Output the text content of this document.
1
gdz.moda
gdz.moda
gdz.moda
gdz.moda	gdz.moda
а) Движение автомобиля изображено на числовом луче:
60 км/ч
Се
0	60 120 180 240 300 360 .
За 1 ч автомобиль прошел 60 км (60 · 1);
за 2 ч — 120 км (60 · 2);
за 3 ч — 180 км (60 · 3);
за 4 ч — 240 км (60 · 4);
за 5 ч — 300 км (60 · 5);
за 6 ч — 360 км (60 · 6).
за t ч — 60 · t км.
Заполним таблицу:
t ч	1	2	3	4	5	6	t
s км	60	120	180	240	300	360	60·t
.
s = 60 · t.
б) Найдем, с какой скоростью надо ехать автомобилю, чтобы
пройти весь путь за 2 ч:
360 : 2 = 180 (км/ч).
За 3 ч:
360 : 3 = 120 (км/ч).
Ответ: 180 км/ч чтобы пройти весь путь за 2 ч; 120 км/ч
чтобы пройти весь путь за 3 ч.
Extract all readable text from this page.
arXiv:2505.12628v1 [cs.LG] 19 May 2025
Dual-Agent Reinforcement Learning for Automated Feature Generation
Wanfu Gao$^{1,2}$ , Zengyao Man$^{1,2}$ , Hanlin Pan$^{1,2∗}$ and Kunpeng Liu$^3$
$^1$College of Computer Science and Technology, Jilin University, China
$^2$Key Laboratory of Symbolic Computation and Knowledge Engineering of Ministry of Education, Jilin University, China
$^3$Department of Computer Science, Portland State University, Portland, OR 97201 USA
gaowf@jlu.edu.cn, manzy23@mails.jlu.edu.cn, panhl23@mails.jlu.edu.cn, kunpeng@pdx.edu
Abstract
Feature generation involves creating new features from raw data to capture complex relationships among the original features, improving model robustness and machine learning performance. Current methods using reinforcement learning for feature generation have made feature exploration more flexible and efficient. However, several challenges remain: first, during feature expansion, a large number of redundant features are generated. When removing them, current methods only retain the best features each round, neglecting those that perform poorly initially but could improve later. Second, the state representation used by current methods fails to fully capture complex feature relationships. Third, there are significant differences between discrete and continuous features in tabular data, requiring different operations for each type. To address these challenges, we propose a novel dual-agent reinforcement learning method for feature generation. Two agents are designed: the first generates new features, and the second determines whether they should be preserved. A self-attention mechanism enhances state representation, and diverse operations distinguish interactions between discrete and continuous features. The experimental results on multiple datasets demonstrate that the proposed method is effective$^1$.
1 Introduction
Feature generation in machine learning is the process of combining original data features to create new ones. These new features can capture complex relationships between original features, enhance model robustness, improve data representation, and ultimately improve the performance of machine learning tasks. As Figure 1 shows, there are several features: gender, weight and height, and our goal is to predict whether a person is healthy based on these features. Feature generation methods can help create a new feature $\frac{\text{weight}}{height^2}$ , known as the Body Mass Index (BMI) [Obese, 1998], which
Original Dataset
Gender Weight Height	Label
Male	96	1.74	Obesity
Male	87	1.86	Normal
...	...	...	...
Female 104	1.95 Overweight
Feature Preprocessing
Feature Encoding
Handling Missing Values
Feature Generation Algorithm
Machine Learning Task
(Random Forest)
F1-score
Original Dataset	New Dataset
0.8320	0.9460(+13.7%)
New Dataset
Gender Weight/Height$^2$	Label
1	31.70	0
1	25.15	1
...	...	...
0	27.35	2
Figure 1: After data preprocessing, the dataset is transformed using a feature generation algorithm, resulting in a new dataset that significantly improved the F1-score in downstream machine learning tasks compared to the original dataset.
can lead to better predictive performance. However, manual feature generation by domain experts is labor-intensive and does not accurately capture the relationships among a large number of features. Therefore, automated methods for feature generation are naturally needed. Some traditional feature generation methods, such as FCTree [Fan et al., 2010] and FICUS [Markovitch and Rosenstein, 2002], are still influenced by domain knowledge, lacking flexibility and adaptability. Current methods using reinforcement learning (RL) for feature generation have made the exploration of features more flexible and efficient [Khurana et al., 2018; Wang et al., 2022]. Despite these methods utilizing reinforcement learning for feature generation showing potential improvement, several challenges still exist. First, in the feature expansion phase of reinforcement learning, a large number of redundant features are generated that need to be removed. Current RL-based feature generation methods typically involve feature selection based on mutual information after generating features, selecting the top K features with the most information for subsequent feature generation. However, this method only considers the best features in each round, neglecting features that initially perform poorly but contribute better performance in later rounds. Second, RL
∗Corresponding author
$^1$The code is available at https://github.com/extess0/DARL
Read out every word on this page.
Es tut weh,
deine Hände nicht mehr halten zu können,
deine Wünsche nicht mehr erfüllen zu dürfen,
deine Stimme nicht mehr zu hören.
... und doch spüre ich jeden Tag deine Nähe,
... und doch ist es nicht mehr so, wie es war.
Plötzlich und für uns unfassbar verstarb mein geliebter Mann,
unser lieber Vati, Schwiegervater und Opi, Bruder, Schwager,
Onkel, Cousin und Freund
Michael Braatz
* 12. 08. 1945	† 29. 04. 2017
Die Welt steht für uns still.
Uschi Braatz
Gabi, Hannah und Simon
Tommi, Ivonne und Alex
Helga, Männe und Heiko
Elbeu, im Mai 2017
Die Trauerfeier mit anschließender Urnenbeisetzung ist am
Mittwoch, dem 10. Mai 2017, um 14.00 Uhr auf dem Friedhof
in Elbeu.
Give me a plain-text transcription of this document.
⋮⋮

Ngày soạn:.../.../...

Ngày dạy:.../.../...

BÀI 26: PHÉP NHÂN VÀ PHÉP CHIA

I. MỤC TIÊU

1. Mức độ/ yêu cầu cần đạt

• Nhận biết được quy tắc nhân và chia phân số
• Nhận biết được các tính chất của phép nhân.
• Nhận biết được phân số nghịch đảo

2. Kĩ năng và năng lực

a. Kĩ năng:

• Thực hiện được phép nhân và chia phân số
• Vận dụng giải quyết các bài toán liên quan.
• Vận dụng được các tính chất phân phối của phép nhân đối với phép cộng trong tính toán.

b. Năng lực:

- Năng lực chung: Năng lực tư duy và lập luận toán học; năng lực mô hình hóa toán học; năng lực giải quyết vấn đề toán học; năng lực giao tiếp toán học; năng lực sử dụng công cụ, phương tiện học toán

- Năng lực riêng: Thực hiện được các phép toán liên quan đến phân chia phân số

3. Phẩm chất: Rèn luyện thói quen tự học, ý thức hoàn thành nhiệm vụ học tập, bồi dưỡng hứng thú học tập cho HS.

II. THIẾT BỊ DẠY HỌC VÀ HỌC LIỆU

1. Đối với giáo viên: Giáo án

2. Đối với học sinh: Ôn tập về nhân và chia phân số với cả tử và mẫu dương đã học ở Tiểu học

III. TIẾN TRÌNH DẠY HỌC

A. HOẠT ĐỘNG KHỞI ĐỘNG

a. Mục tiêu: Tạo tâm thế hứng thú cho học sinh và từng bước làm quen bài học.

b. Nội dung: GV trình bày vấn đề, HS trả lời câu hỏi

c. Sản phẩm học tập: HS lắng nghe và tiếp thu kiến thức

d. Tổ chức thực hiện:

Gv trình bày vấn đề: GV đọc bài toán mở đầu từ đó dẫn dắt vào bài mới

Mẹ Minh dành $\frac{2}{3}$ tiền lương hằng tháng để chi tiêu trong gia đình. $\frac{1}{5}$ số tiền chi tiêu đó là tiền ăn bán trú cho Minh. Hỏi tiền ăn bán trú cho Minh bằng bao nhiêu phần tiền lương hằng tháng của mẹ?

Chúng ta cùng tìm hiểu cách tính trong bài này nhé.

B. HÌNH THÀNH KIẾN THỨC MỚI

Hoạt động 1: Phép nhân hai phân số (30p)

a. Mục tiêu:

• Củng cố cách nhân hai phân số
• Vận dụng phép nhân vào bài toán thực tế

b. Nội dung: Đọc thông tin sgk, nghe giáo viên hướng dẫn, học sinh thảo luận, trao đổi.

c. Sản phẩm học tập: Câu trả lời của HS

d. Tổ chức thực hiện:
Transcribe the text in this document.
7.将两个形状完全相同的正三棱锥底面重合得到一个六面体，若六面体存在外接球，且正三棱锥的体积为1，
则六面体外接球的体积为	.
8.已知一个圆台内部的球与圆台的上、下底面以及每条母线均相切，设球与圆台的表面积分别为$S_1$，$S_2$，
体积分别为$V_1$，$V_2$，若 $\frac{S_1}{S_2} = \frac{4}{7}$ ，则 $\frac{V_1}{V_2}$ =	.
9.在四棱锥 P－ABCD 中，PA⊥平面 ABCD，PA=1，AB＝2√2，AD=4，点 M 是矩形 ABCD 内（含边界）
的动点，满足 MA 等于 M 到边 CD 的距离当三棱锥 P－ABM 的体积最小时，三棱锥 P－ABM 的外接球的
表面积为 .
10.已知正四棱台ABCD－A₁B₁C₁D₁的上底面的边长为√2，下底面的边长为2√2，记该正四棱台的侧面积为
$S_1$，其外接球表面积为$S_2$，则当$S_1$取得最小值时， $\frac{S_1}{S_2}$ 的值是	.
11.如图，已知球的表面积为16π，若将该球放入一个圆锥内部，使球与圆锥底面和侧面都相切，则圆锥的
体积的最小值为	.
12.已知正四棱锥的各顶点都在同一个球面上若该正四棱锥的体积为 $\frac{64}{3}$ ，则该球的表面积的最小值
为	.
══════════════════════════════
• [PROBLEM STATEMENT]
Check each line of the entries for the string "giáo". Copy the lines that have it.

• [OUTPUT]
1. Đối với giáo viên: Giáo án
b. Nội dung: Đọc thông tin sgk, nghe giáo viên hướng dẫn, học sinh thảo luận, trao đổi.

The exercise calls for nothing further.